TO DO: Determine the number of lines that have the string "établir" in them, and give only that number.

(Data entries)
==================================================

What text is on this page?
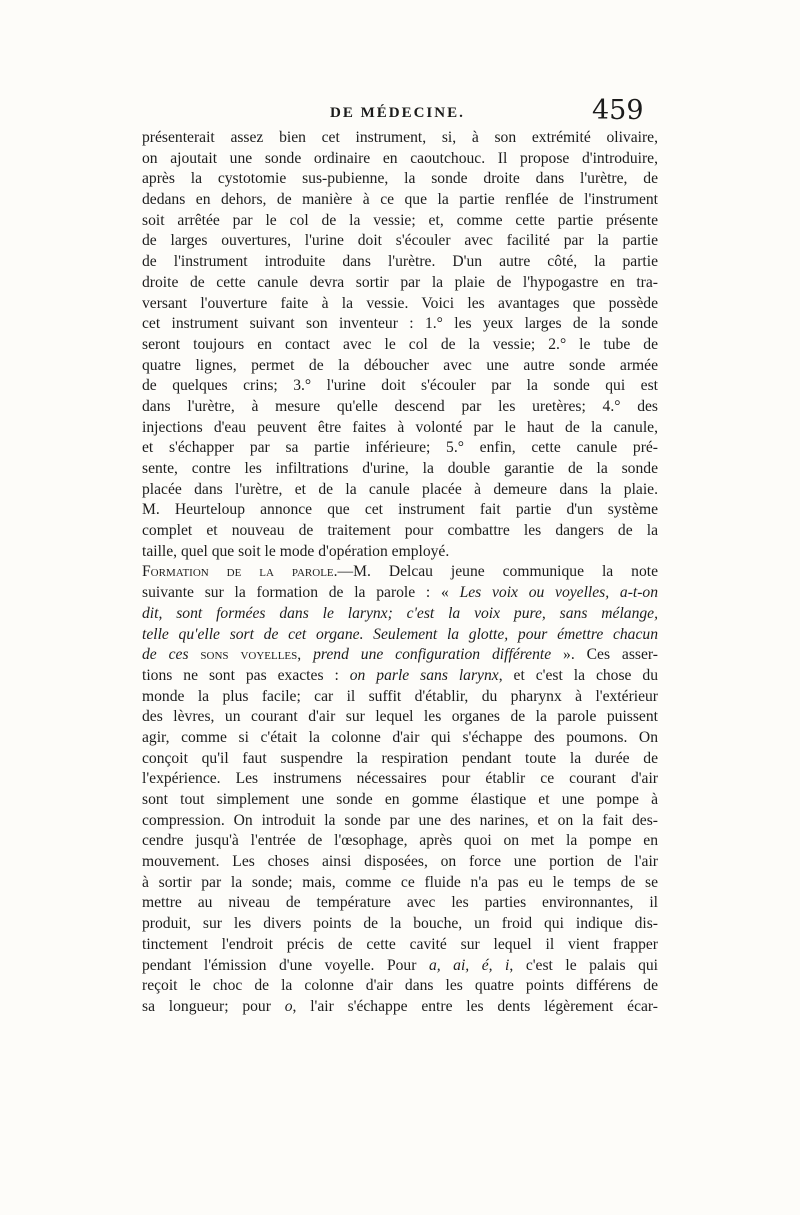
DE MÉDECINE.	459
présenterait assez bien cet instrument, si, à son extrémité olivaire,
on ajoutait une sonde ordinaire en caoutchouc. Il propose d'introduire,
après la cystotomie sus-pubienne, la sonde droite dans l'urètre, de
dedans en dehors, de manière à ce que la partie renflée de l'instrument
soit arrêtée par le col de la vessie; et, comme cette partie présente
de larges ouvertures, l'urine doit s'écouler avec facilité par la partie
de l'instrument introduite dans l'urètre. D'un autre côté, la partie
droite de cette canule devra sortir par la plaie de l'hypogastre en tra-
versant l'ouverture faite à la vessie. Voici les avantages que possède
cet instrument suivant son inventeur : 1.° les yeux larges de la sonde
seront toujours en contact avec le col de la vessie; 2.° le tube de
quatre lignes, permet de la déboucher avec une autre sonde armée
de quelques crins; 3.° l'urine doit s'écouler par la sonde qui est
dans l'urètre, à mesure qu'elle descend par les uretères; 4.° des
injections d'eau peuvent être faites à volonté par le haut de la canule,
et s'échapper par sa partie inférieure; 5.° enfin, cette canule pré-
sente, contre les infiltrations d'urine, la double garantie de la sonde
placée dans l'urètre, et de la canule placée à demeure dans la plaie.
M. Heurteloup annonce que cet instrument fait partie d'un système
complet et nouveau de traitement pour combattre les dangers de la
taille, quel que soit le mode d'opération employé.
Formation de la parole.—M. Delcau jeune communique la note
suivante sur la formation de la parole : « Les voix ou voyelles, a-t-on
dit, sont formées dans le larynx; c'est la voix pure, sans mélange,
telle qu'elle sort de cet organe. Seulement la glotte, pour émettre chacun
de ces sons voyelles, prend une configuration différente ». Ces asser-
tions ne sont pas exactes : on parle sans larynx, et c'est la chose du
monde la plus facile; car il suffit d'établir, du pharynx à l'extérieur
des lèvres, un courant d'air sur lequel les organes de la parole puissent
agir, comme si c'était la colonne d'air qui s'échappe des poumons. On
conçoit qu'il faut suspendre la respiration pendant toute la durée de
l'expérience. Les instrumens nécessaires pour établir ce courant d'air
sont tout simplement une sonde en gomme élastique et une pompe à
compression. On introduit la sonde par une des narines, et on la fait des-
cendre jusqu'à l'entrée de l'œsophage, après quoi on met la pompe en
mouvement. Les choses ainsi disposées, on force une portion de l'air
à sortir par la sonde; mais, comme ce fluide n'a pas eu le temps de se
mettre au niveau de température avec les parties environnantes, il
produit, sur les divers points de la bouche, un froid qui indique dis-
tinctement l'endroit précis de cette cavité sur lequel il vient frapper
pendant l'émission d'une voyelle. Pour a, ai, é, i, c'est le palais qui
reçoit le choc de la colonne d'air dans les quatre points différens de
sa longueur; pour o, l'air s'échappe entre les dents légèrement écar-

==================================================

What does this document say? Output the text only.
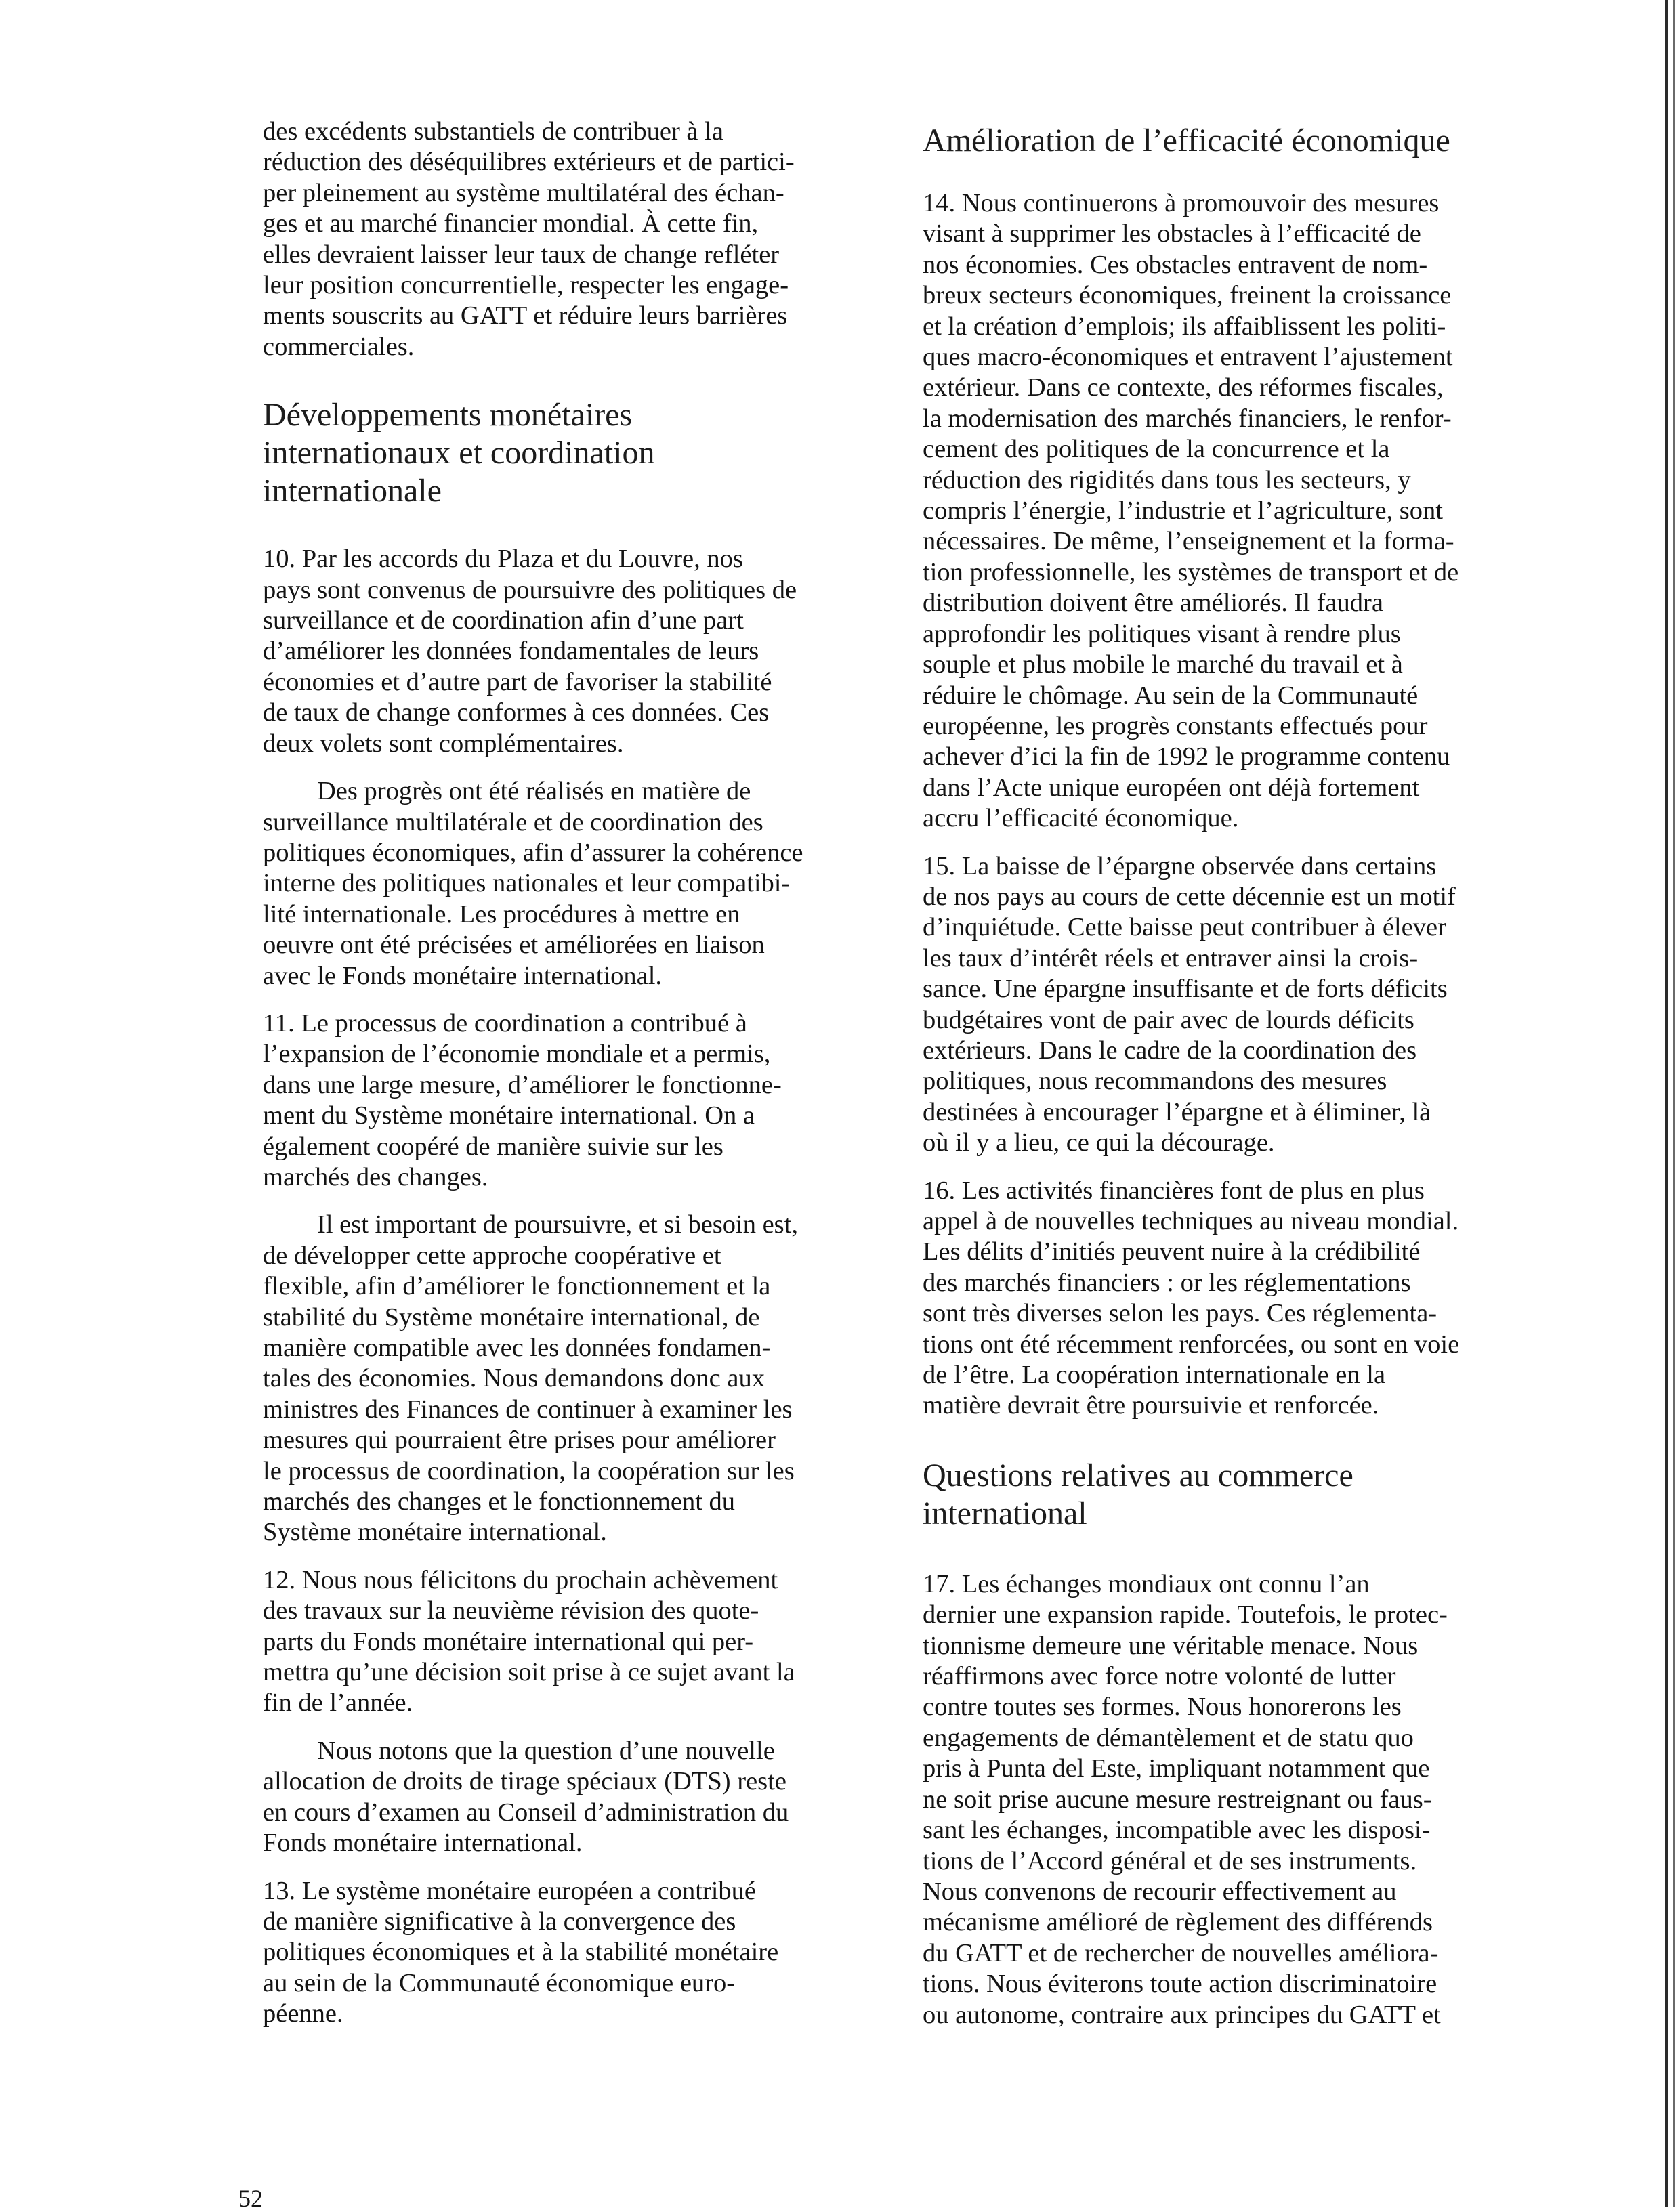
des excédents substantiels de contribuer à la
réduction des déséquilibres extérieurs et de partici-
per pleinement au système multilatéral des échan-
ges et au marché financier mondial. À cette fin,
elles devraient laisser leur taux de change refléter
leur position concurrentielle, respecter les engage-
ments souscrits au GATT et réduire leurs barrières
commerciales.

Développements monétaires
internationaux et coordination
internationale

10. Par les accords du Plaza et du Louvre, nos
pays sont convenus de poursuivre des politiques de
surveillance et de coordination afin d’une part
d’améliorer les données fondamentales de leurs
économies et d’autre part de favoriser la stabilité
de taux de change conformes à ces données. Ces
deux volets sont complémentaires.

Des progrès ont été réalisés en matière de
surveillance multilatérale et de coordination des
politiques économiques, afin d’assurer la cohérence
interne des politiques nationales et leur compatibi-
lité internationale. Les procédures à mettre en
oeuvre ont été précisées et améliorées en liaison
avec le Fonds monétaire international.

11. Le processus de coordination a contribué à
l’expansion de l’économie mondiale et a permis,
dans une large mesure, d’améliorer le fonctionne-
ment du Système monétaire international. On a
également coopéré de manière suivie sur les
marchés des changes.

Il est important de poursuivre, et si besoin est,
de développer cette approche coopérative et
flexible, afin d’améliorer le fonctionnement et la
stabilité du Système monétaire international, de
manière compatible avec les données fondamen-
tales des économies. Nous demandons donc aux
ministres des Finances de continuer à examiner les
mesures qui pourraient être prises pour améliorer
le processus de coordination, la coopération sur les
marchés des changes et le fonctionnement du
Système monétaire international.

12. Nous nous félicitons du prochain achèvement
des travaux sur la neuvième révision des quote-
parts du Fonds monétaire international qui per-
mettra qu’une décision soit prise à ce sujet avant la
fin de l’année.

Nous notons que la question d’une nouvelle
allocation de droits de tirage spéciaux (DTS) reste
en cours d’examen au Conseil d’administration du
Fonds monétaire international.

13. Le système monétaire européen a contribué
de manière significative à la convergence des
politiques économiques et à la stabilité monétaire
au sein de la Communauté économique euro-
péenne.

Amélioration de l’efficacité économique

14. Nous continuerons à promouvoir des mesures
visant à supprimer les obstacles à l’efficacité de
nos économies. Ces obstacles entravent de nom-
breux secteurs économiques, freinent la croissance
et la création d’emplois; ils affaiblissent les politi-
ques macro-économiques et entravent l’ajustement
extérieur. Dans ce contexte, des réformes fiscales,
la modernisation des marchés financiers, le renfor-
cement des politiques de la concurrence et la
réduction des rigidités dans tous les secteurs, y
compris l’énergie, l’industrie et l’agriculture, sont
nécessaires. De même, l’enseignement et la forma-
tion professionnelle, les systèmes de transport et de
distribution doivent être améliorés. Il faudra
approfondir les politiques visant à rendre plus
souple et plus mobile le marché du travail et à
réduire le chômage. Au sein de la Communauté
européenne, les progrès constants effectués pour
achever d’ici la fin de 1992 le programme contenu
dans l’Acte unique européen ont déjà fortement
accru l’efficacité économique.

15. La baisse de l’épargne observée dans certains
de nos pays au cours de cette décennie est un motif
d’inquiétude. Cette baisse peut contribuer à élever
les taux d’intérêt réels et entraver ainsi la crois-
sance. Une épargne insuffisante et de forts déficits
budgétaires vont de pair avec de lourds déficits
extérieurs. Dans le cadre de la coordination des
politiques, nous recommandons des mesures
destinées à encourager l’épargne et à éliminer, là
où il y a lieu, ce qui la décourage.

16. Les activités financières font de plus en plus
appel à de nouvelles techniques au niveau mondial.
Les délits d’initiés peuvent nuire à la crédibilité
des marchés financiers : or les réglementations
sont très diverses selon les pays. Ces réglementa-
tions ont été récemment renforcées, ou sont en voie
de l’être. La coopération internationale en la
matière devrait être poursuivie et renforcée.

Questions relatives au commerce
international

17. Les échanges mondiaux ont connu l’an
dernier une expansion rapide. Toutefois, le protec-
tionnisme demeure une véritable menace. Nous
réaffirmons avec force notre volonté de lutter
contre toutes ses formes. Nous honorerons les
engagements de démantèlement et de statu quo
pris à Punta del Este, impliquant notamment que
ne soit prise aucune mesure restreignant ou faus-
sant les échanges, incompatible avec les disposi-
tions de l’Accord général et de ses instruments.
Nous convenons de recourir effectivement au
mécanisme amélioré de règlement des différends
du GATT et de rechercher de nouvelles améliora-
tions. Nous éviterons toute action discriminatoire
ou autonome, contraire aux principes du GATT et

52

==================================================

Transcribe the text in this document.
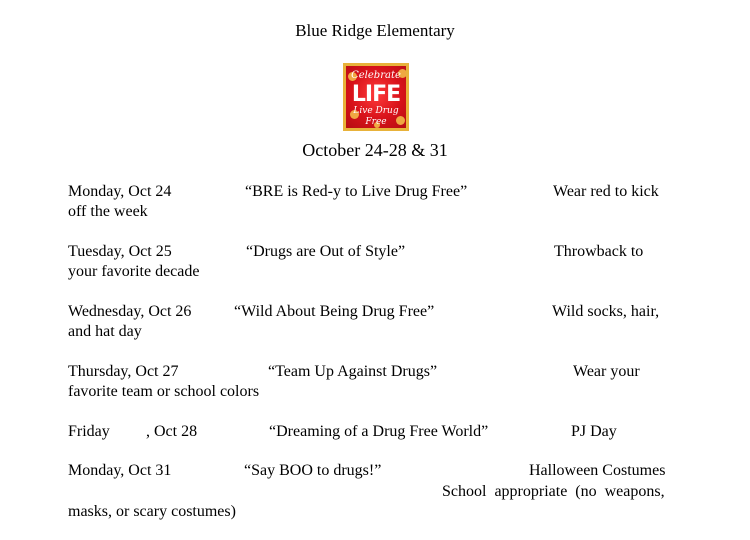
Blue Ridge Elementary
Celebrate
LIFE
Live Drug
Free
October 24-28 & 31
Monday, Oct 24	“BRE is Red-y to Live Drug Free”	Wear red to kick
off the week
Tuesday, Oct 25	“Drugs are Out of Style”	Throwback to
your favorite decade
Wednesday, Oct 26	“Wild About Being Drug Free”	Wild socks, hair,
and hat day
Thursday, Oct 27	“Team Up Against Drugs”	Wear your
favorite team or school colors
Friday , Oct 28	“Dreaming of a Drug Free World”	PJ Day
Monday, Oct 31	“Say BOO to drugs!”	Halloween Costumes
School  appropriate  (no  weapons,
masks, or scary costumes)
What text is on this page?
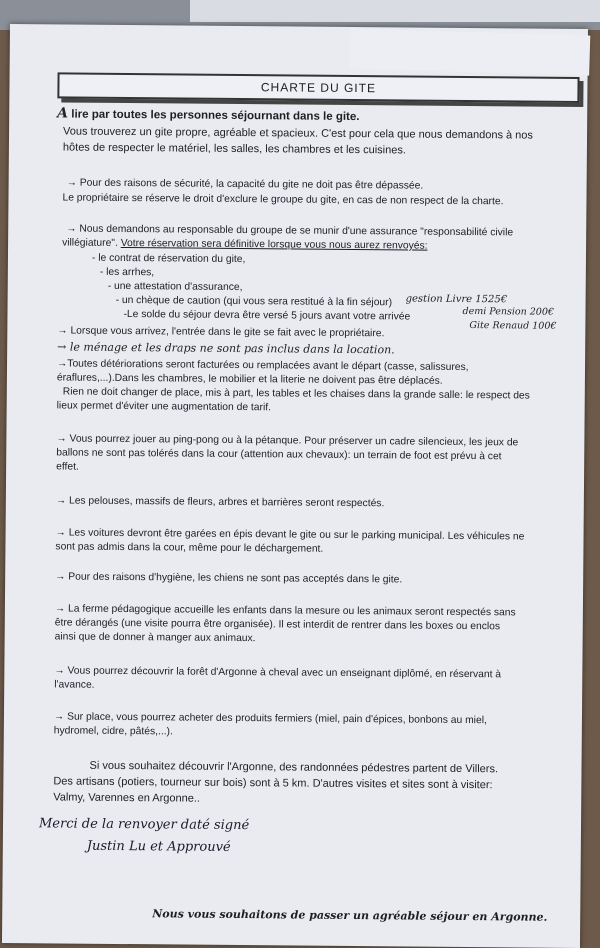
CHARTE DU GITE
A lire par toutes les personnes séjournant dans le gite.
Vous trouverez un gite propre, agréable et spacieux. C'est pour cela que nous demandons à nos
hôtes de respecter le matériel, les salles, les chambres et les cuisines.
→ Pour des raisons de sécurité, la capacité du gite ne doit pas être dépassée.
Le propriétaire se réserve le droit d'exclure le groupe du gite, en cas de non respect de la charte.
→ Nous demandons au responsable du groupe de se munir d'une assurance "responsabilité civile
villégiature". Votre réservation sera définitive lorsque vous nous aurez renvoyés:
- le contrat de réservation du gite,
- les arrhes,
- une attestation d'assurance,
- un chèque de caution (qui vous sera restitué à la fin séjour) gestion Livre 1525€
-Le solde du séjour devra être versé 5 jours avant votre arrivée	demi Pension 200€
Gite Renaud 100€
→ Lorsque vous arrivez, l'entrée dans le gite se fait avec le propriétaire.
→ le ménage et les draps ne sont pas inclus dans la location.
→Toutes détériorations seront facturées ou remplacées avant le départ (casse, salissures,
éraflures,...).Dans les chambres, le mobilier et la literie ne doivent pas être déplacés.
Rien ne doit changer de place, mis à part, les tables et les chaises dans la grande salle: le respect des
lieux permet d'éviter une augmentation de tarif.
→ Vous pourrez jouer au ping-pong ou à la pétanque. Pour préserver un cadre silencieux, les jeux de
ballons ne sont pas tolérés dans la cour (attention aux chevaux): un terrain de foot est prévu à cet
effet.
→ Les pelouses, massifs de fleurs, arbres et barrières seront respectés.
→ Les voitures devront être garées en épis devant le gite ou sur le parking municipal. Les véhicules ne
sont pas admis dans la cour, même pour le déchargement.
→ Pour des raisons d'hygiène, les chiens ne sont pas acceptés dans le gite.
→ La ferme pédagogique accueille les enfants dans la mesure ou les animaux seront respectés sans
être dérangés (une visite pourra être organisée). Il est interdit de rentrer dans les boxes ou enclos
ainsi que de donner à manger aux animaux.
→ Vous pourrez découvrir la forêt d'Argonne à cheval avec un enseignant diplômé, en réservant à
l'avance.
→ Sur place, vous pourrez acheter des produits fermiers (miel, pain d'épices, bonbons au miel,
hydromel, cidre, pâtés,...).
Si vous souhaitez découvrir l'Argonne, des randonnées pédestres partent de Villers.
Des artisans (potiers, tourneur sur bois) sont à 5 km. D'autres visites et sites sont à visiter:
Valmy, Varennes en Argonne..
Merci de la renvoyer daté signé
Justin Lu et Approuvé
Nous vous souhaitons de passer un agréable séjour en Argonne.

==================================================

RESPONSE: 2